___ Entries shown ___

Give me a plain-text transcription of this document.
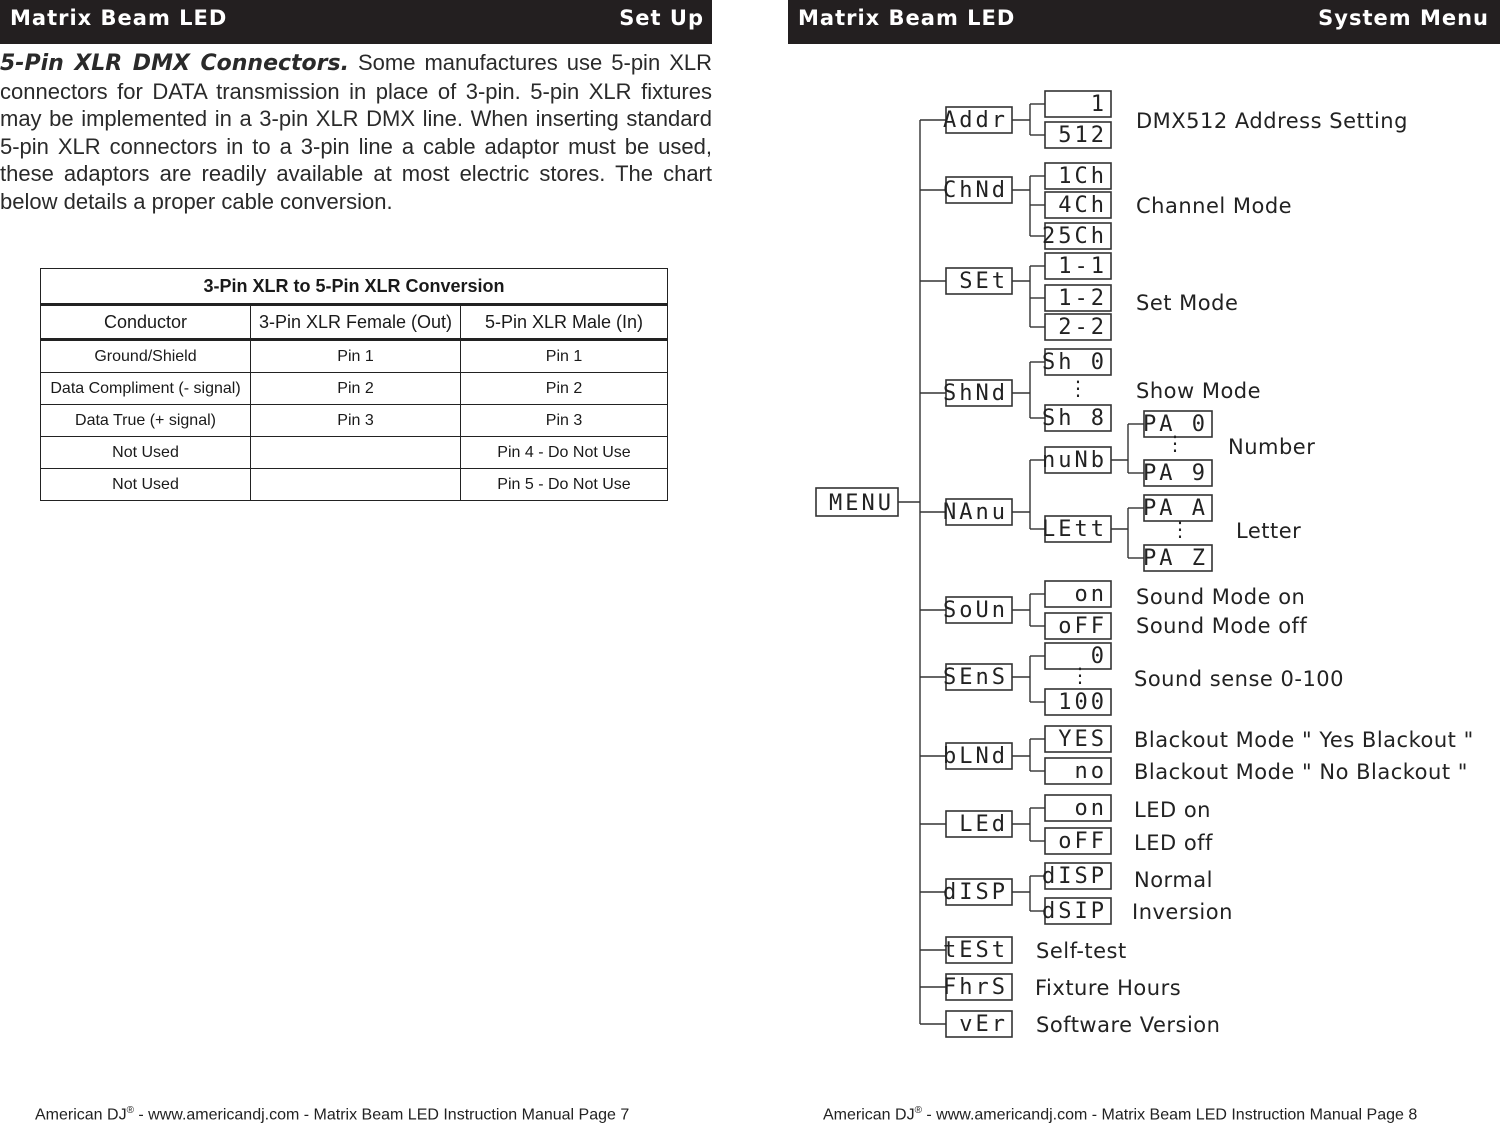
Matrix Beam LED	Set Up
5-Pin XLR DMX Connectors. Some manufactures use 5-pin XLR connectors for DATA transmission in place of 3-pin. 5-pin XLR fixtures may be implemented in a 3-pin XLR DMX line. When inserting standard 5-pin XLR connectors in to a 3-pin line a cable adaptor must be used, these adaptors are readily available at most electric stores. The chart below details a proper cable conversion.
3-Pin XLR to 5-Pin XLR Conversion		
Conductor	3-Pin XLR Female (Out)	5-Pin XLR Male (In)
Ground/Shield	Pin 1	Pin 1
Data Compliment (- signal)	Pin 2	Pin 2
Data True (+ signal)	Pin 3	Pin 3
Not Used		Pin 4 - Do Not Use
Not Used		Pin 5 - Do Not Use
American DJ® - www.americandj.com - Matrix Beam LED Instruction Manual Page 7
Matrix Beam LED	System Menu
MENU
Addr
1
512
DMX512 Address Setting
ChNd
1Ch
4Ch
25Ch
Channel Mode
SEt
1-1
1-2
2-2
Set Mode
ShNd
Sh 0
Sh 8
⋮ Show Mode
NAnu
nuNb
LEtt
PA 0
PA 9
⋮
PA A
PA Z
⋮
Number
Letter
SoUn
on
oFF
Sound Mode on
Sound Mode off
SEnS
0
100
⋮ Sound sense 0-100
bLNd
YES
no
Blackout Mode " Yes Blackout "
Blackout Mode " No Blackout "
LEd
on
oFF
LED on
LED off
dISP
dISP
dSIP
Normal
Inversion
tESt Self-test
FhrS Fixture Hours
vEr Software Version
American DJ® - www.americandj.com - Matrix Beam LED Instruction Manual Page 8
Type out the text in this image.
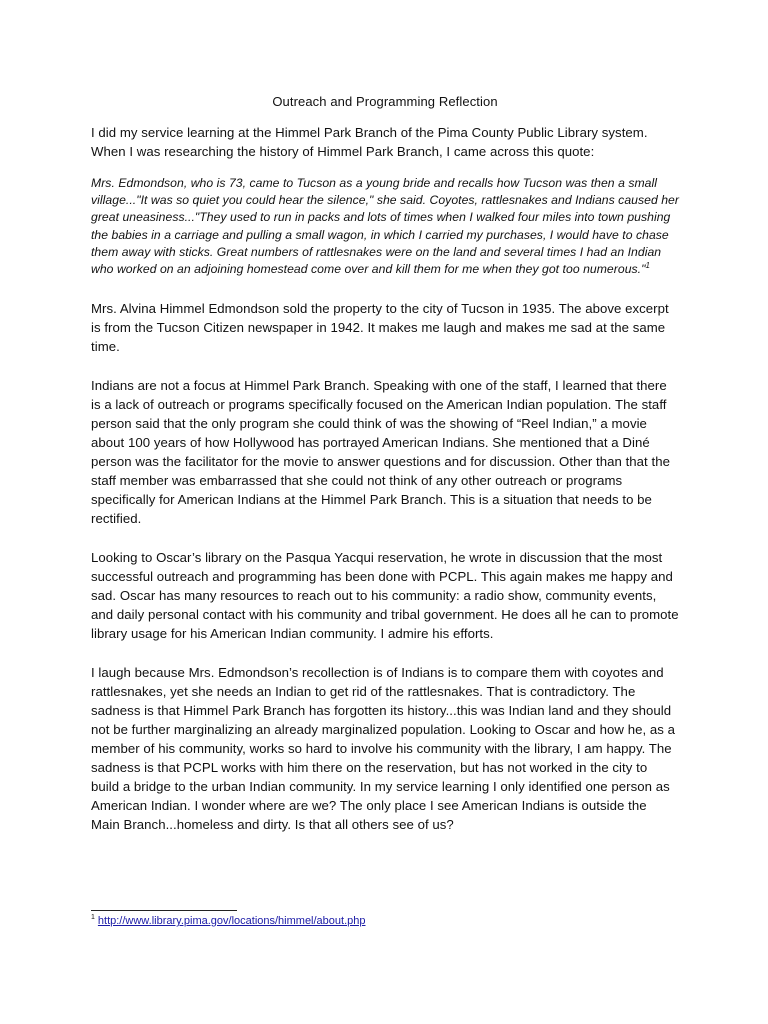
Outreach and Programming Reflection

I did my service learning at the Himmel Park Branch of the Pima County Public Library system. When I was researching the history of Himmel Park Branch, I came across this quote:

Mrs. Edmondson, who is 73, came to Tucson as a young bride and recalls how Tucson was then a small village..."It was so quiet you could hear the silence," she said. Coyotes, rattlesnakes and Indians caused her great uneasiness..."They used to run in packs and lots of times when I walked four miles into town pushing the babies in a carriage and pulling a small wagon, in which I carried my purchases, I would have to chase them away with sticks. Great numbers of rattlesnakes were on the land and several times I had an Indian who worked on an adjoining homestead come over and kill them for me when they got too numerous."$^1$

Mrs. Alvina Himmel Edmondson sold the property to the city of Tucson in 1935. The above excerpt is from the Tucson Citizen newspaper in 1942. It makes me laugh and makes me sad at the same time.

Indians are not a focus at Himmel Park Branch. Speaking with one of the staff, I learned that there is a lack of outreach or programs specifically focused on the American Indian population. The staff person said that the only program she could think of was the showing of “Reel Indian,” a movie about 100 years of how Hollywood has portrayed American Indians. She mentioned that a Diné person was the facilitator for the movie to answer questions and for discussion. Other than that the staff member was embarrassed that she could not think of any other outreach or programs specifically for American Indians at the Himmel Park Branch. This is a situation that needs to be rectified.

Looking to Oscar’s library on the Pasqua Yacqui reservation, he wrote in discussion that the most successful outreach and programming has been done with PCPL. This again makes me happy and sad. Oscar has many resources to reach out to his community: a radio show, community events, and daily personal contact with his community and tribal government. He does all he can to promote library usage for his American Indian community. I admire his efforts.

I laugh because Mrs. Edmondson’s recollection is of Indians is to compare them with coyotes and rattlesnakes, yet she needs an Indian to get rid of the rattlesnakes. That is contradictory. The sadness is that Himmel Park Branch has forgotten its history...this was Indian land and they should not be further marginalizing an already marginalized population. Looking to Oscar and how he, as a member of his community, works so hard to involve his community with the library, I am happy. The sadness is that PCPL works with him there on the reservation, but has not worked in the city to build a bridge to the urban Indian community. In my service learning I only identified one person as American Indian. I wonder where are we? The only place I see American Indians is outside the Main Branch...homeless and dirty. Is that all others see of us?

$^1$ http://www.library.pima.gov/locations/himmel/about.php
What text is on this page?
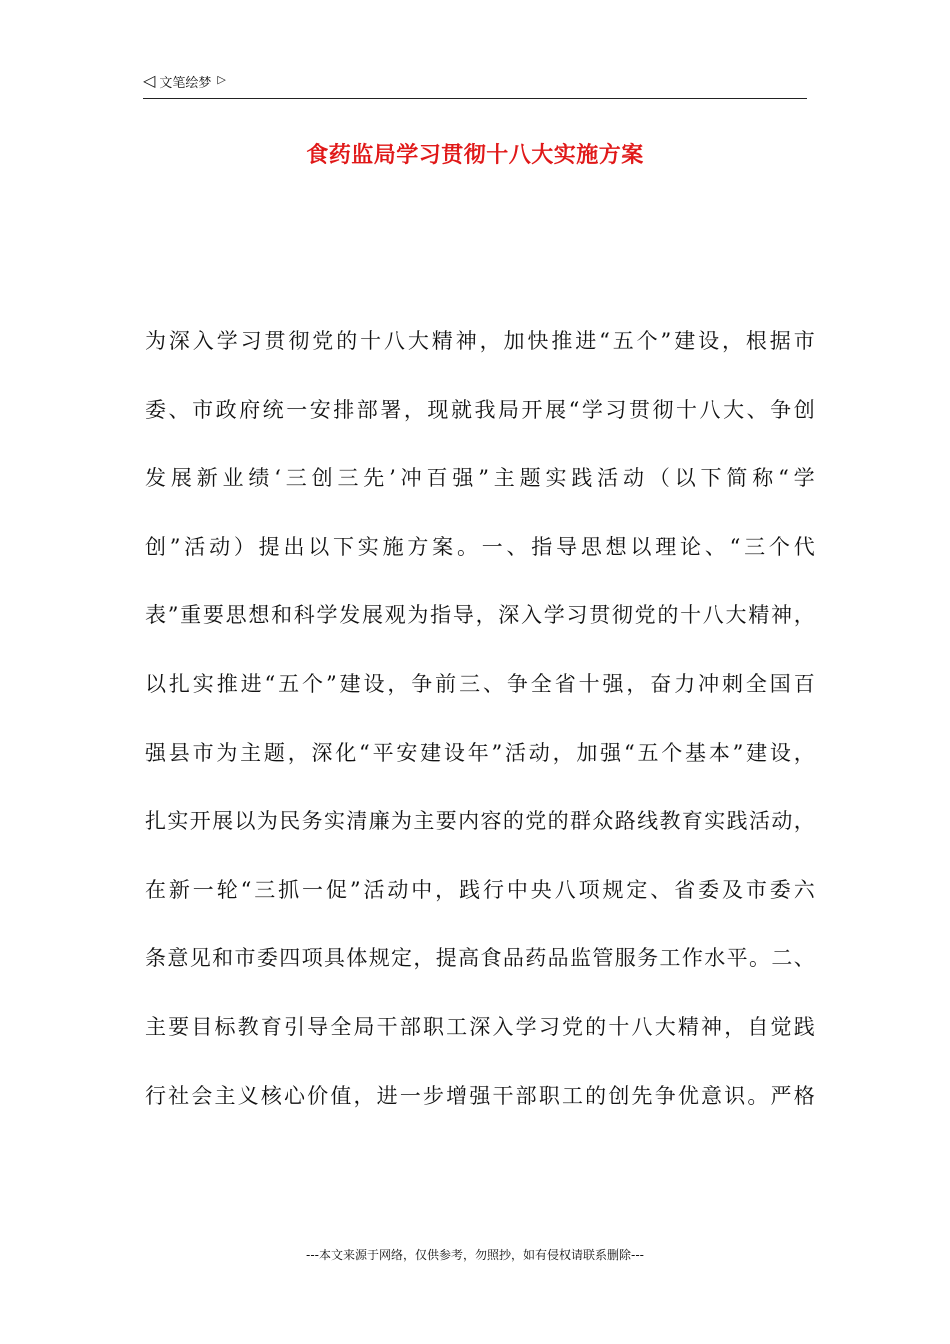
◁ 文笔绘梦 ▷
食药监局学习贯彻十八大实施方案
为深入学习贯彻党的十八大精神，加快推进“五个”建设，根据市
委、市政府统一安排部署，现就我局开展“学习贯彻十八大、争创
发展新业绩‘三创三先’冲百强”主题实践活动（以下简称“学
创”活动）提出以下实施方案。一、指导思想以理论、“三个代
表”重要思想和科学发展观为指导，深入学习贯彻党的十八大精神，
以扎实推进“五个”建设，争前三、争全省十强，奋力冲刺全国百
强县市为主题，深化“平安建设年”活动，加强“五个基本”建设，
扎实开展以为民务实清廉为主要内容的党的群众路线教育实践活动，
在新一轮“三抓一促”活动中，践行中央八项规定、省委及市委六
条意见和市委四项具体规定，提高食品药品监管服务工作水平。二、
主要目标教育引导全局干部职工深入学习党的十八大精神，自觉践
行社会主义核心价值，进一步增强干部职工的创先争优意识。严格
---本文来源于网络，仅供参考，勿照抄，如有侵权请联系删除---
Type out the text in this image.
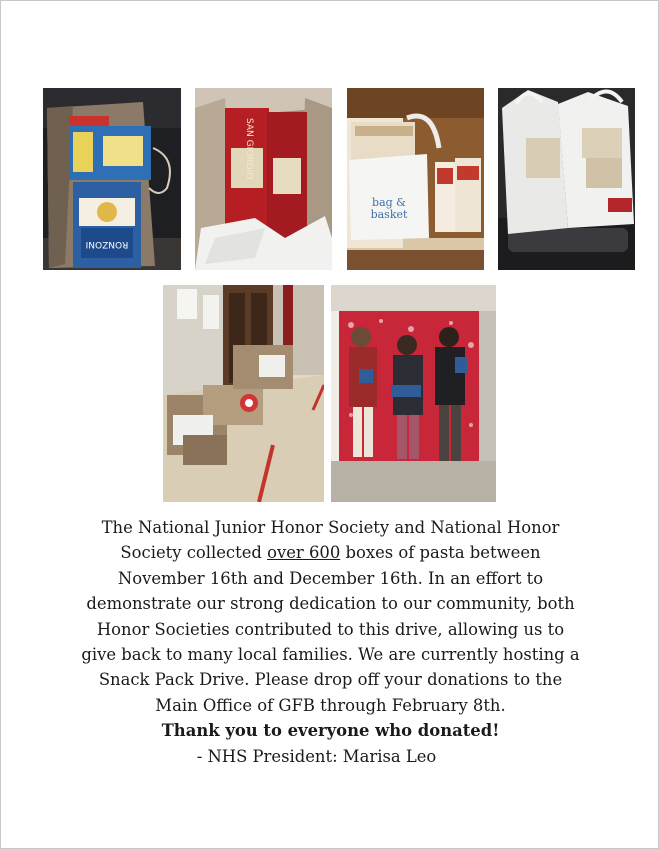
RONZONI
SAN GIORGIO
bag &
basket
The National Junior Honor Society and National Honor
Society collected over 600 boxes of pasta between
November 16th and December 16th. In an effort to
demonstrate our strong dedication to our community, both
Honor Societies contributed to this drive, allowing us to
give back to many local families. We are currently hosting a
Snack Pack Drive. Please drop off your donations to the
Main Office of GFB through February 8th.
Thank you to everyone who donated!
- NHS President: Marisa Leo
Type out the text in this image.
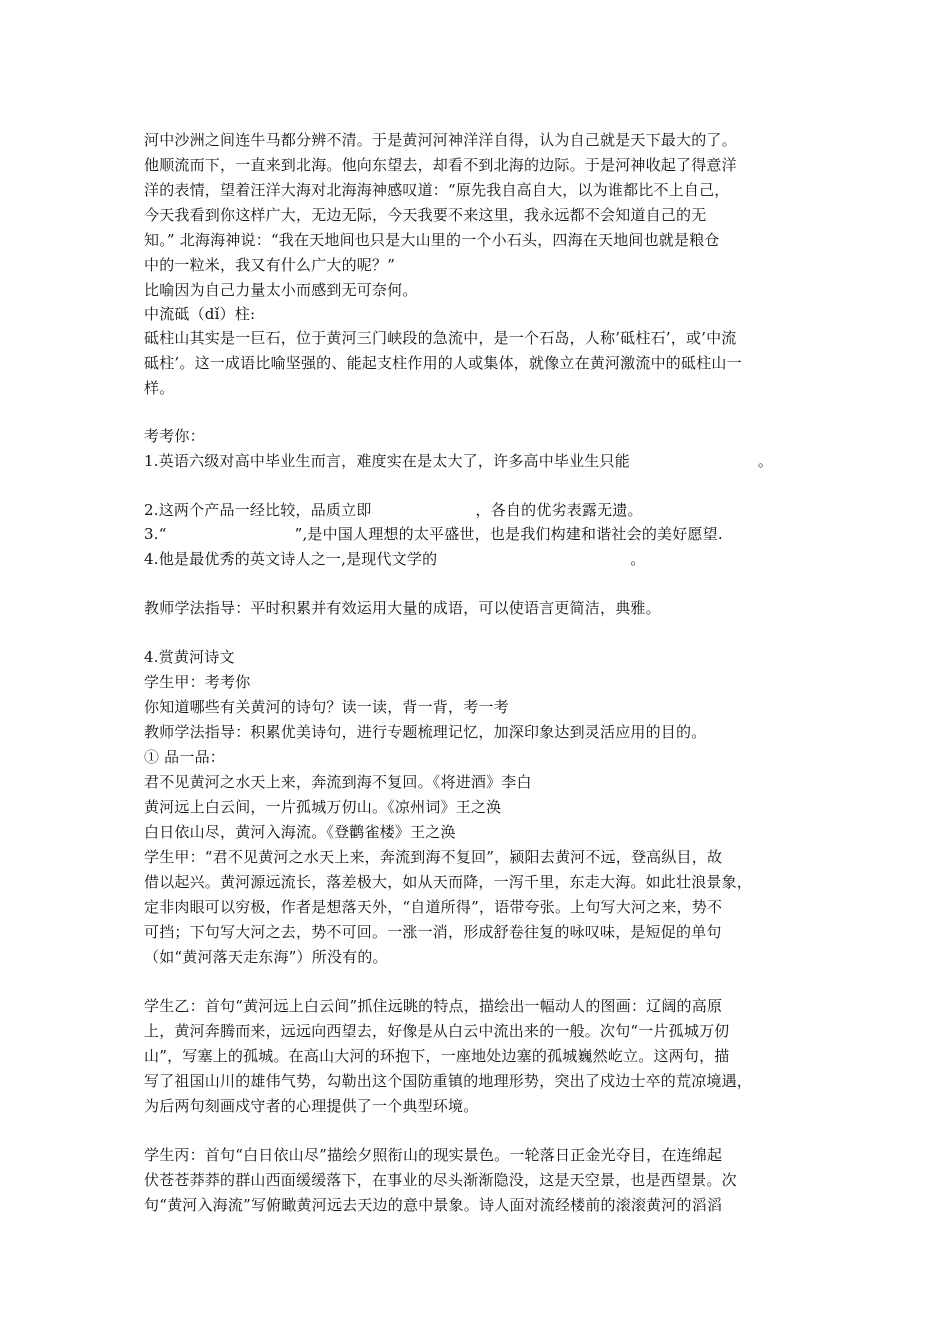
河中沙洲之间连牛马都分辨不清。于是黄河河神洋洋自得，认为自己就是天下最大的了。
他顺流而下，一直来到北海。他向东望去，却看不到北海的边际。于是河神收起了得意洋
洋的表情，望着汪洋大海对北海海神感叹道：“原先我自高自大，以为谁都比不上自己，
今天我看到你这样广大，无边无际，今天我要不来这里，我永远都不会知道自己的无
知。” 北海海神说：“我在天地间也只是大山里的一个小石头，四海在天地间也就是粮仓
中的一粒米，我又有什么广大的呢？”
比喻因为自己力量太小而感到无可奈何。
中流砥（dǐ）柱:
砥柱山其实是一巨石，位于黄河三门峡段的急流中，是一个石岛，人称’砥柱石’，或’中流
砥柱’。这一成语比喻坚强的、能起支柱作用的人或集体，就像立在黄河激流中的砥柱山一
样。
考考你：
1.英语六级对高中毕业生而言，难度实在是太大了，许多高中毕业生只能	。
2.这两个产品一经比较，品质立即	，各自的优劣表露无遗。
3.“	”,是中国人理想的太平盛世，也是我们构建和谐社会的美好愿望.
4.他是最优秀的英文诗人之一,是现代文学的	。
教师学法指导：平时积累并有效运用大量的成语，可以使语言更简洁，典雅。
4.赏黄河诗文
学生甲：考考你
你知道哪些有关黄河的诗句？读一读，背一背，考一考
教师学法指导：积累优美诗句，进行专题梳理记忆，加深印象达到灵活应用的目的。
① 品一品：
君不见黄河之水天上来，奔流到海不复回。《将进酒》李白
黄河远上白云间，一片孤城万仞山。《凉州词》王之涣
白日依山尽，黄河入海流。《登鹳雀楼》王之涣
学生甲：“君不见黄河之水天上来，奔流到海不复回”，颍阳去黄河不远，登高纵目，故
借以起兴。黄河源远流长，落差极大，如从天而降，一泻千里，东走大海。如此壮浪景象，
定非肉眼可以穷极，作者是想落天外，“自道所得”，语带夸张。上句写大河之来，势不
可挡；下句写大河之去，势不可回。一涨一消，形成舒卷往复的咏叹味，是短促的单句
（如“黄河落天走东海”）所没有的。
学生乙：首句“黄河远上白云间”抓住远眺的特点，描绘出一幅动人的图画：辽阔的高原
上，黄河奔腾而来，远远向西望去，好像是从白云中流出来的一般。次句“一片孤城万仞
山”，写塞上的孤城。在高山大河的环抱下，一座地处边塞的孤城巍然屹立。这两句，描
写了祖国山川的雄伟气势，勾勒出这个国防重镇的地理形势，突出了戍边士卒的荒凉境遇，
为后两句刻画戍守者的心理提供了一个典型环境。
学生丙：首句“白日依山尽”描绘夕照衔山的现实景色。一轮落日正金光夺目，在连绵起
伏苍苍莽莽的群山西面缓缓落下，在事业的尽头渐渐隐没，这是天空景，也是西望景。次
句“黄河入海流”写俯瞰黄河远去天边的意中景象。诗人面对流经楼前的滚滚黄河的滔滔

___

__Task to complete__. Look through the material above and pick out each line holding the word "白日依山尽".

__Exercise answer__.
白日依山尽，黄河入海流。《登鹳雀楼》王之涣
学生丙：首句“白日依山尽”描绘夕照衔山的现实景色。一轮落日正金光夺目，在连绵起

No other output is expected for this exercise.